Task prompt: Find how many lines hold the word "name" and give that number only.

The input:
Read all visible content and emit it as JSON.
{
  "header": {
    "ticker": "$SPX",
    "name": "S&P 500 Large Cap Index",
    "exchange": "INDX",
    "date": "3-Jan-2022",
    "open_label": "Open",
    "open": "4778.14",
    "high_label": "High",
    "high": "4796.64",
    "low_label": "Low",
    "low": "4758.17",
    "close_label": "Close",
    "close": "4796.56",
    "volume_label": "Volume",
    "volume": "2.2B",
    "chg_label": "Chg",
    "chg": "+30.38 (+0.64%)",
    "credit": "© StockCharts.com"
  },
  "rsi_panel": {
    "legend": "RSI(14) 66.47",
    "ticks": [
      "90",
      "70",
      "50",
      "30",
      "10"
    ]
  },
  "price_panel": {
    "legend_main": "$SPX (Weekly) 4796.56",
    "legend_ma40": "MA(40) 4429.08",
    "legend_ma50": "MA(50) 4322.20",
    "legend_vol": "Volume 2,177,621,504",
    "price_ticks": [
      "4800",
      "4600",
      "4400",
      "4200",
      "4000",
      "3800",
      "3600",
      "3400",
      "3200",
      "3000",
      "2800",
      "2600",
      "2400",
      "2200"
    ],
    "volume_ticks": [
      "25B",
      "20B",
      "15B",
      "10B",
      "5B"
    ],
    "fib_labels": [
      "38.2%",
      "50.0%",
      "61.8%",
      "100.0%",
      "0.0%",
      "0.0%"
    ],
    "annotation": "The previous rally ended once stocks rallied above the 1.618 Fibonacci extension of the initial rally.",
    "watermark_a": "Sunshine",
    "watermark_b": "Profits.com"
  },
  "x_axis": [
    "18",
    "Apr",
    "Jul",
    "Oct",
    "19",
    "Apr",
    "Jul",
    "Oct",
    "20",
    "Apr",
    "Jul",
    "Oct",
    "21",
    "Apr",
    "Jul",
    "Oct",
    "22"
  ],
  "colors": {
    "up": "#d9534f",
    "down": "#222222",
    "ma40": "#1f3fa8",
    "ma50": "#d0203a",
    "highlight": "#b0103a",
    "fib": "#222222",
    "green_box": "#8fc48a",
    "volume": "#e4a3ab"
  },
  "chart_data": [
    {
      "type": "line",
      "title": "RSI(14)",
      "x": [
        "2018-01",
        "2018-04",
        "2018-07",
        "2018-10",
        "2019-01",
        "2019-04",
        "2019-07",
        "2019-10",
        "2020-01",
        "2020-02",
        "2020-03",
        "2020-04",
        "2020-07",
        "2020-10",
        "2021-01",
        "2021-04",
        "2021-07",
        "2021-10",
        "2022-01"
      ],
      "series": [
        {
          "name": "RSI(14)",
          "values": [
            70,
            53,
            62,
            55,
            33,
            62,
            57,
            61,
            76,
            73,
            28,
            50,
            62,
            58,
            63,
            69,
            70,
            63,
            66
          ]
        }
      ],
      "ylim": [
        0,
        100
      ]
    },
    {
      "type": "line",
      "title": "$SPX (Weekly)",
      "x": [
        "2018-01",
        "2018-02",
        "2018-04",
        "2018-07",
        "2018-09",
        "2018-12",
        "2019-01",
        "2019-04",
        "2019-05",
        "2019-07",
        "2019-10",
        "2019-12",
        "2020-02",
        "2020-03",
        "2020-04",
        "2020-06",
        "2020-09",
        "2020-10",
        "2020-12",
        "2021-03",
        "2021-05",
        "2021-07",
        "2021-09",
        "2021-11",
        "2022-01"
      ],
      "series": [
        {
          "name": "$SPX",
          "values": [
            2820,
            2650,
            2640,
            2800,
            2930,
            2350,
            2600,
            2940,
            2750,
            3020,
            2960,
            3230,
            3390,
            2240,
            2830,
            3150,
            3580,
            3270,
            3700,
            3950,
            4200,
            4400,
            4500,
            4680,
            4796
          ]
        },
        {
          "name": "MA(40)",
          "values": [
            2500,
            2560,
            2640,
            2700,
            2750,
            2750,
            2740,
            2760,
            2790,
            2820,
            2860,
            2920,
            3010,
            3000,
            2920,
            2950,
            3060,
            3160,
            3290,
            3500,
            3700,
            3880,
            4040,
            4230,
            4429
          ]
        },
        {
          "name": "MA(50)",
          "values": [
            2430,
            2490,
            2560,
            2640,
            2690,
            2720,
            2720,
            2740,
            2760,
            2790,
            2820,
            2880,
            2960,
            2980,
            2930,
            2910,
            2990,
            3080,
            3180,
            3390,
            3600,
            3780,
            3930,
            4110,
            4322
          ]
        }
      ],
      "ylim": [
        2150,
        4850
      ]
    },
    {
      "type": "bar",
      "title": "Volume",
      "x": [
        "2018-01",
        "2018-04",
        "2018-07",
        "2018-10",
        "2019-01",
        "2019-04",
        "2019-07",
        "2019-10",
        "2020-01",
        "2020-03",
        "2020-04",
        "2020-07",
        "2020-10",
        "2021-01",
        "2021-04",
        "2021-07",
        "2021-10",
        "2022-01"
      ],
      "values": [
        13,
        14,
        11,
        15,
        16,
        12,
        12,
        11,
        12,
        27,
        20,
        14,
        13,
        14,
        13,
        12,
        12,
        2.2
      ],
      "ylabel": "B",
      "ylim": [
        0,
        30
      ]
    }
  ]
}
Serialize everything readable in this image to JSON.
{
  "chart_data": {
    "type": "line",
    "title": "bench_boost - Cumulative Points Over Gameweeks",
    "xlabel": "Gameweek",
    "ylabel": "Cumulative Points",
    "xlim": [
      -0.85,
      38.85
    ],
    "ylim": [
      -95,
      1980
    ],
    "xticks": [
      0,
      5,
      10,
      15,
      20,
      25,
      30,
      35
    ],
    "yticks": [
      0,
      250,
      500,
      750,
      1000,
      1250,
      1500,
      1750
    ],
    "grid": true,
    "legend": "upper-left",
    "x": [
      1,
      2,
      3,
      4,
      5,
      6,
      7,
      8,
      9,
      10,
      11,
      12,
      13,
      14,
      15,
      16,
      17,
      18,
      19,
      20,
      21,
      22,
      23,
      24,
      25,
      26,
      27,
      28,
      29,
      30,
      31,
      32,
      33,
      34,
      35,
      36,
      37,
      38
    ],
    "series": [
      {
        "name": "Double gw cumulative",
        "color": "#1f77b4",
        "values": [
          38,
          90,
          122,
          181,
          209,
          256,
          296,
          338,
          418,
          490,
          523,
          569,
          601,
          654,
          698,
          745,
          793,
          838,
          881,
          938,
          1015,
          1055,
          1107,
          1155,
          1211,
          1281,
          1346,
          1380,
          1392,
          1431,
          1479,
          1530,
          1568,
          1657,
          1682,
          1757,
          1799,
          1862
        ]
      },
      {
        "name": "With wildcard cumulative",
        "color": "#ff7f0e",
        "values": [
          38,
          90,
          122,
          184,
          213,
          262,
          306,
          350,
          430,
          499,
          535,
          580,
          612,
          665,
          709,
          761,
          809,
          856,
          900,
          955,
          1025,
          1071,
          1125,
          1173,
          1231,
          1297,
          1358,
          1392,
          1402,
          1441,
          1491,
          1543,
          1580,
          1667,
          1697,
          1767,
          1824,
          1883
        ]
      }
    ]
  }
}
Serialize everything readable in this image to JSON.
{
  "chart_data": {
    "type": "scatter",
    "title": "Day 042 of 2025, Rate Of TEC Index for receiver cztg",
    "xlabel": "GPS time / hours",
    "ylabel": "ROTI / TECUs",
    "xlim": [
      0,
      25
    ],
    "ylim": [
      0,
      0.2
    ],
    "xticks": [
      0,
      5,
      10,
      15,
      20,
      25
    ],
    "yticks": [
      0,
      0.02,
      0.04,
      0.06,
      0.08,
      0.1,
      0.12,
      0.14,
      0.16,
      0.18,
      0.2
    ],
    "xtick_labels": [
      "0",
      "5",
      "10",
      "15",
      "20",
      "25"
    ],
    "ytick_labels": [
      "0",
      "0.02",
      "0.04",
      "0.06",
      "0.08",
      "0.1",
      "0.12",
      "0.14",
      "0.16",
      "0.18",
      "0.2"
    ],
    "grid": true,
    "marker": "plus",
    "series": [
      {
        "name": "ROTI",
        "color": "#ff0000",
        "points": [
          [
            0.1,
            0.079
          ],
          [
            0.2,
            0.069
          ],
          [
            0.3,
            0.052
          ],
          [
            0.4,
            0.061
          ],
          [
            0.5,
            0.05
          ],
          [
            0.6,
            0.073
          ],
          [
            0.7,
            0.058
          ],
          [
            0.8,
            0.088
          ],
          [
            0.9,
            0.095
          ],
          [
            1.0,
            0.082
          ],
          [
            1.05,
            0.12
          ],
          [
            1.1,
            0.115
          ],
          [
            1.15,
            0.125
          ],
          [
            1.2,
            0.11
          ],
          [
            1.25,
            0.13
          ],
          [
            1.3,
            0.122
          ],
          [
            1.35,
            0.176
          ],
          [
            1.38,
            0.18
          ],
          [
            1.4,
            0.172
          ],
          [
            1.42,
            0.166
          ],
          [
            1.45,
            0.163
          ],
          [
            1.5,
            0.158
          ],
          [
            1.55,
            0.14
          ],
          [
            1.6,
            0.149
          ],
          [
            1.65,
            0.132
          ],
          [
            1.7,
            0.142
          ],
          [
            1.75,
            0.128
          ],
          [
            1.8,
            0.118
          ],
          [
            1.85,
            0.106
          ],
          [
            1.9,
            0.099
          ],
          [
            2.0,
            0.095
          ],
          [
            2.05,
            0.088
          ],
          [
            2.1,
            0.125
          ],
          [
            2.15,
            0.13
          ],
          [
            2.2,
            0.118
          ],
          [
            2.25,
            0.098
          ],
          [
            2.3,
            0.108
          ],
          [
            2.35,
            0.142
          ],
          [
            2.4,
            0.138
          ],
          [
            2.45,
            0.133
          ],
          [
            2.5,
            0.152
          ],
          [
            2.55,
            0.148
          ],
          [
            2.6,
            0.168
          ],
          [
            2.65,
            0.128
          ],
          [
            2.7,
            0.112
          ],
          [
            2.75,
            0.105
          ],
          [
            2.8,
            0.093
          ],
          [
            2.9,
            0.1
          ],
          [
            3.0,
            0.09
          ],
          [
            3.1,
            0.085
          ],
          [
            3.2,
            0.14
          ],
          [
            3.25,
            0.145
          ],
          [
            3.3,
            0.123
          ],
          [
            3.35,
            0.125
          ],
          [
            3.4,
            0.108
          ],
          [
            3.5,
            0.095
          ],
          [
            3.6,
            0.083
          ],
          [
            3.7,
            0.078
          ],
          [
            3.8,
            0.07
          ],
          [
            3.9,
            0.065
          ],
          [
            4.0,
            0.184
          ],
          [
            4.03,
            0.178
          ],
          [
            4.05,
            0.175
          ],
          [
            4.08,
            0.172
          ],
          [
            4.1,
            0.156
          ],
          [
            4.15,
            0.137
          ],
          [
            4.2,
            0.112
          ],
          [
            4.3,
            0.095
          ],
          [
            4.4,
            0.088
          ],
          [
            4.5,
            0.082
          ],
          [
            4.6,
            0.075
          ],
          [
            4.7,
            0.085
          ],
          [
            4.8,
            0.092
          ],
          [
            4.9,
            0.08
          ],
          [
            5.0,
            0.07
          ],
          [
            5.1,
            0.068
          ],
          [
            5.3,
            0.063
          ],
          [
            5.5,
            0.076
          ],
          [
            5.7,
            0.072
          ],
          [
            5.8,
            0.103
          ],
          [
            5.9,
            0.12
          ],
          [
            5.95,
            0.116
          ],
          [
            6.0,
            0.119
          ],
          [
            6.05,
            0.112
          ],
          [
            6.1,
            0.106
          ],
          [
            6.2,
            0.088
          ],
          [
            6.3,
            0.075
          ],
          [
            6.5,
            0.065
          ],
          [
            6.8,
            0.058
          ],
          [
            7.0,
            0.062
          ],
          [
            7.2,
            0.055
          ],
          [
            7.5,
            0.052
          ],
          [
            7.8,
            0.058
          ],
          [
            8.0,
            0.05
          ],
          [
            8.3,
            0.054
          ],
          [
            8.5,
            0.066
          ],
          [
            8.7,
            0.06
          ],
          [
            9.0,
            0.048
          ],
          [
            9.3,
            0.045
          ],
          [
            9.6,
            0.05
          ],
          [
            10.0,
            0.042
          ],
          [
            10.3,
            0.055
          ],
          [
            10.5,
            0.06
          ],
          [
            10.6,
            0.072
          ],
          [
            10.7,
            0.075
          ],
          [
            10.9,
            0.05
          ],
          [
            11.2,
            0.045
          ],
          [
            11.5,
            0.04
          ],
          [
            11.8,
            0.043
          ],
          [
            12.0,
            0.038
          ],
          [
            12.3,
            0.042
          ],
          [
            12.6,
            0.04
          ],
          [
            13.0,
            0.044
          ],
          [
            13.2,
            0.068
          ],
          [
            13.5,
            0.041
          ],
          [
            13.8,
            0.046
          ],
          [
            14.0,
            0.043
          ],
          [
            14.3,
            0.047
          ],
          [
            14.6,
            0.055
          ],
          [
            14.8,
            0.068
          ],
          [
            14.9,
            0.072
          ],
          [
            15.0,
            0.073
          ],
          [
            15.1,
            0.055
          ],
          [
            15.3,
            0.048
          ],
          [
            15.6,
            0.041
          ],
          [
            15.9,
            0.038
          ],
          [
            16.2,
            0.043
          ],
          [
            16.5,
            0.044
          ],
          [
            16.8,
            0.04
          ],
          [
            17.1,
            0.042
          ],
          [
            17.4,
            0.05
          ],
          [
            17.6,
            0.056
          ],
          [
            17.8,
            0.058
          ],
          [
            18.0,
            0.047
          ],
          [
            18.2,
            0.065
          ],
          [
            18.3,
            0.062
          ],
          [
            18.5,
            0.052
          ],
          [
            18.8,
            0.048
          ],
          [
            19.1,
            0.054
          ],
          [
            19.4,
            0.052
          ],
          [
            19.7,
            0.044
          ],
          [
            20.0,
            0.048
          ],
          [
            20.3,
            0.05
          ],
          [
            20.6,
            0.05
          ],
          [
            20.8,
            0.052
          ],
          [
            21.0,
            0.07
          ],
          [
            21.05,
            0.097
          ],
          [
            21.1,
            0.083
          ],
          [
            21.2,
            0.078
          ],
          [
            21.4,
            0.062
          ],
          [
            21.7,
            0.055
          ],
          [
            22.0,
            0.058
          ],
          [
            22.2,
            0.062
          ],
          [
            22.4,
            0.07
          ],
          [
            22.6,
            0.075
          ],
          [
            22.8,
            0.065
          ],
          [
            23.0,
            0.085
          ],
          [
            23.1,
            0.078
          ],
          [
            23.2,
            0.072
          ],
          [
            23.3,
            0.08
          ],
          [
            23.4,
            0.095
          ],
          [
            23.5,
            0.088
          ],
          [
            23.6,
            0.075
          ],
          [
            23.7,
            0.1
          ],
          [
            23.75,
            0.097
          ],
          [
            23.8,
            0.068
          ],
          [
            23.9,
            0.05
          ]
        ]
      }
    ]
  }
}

Reply: 8